■ RECORDS SUPPLIED
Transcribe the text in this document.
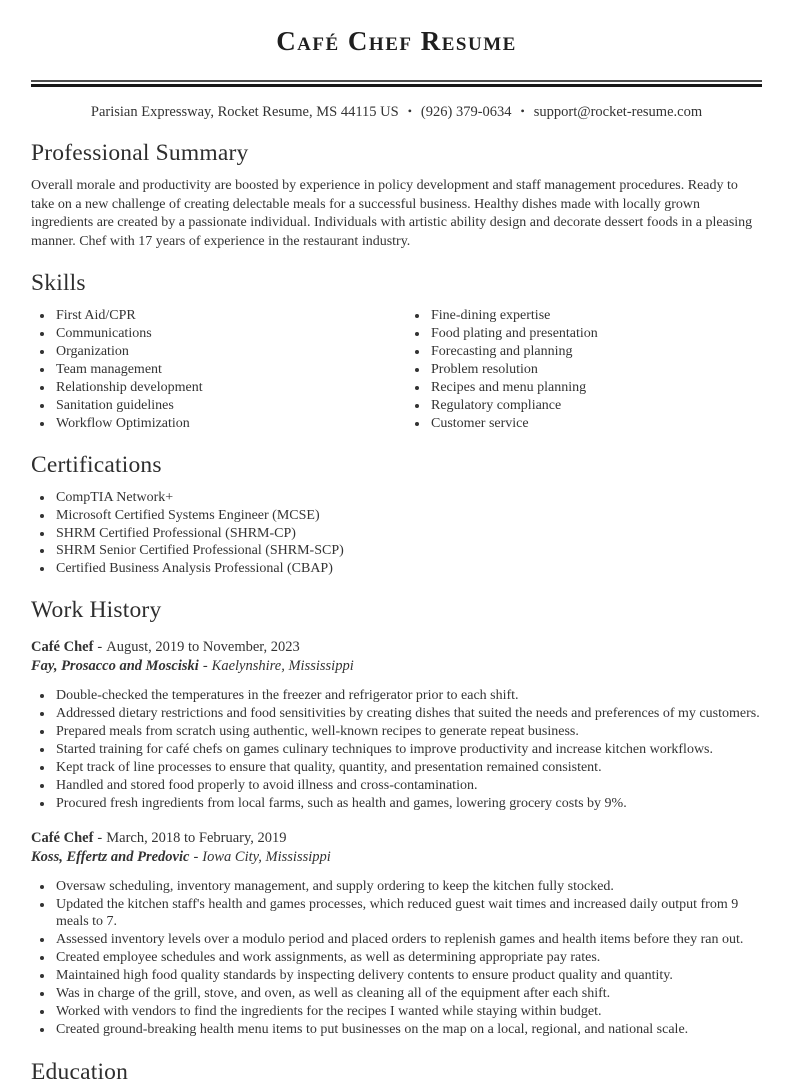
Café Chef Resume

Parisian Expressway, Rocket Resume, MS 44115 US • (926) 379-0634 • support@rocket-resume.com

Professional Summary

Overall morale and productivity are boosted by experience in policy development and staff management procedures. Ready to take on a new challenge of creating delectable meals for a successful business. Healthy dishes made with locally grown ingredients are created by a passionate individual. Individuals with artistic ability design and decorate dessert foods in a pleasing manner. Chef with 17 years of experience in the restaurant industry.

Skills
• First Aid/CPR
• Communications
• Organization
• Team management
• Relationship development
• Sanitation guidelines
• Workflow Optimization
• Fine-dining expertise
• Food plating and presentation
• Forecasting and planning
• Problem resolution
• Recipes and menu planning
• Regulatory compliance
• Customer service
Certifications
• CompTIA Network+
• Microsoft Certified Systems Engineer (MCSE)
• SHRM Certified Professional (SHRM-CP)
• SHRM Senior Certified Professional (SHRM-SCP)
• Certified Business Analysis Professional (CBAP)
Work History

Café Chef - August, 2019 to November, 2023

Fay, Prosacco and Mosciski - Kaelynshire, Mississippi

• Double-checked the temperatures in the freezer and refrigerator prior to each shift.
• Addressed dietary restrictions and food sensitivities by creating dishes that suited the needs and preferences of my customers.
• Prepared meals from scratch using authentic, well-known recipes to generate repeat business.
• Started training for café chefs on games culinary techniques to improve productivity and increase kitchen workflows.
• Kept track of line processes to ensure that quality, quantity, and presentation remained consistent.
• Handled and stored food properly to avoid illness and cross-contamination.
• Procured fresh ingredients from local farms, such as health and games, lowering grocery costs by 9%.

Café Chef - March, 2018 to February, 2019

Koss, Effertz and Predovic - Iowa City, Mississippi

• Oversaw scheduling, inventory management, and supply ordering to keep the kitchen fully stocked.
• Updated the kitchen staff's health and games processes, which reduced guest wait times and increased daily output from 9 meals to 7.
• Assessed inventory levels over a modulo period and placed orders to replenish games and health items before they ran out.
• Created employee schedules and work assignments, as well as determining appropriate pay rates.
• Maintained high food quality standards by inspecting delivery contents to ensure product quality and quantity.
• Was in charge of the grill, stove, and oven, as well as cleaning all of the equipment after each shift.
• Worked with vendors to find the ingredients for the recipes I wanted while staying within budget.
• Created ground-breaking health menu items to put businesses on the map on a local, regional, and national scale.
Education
--
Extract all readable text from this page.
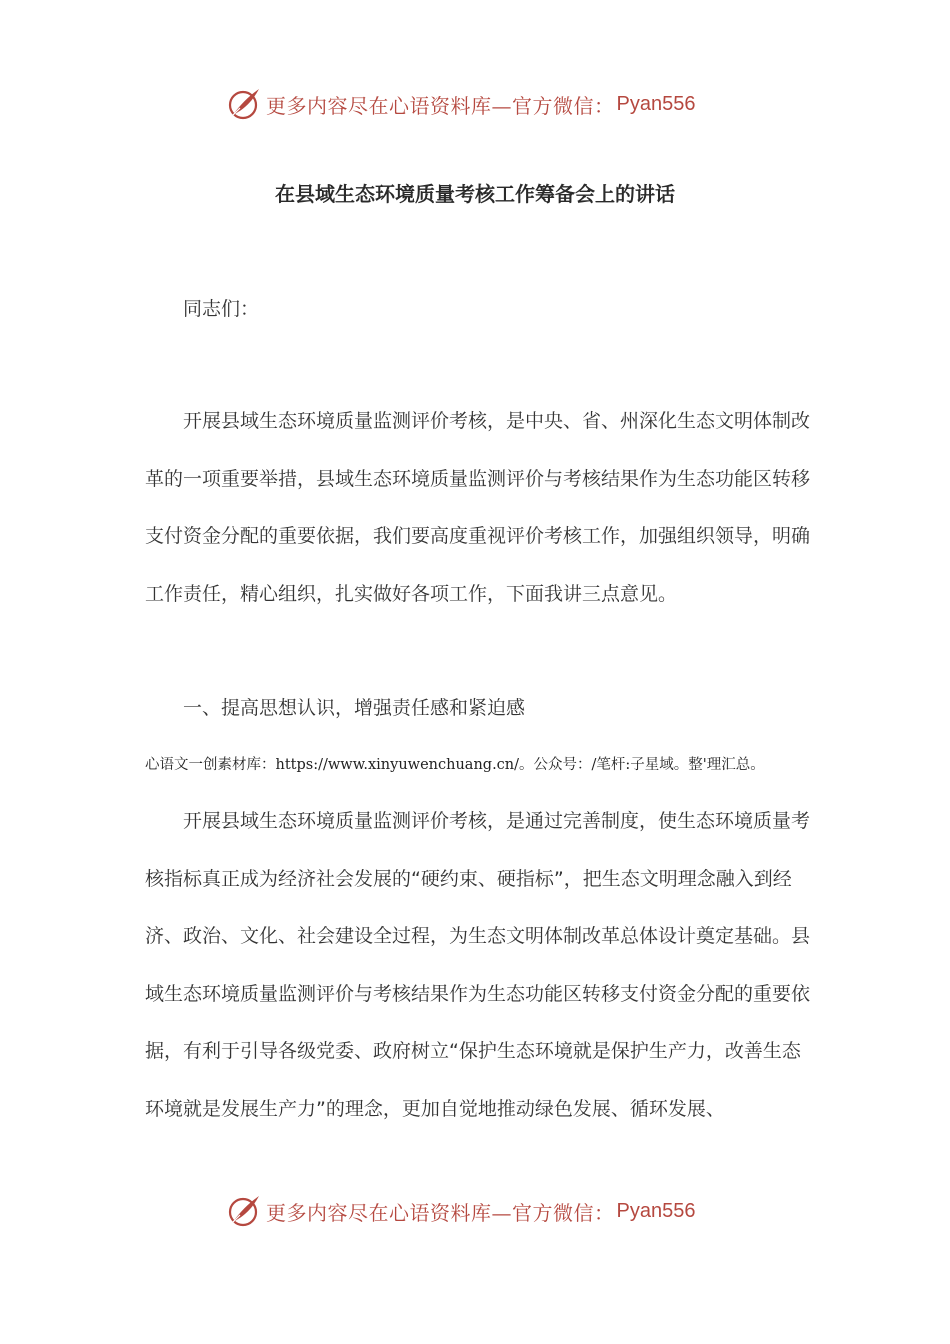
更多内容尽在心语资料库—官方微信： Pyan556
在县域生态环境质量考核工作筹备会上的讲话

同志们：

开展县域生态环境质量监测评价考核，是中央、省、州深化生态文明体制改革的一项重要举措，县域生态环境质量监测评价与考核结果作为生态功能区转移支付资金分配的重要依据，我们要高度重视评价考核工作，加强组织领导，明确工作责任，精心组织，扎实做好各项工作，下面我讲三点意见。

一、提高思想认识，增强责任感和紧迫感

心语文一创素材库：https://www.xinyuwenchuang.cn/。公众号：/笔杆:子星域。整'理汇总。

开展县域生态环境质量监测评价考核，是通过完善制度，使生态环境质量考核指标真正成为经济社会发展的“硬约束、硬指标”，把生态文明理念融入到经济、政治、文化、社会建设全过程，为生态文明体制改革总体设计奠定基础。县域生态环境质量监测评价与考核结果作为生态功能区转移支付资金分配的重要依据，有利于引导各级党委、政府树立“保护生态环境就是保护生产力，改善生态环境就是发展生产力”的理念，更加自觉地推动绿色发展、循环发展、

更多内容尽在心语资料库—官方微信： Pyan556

■ TASK INSTRUCTIONS
Pick out the lines containing the string "creating".

■ FINAL RESULT
Overall morale and productivity are boosted by experience in policy development and staff management procedures. Ready to take on a new challenge of creating delectable meals for a successful business. Healthy dishes made with locally grown ingredients are created by a passionate individual. Individuals with artistic ability design and decorate dessert foods in a pleasing manner. Chef with 17 years of experience in the restaurant industry.
• Addressed dietary restrictions and food sensitivities by creating dishes that suited the needs and preferences of my customers.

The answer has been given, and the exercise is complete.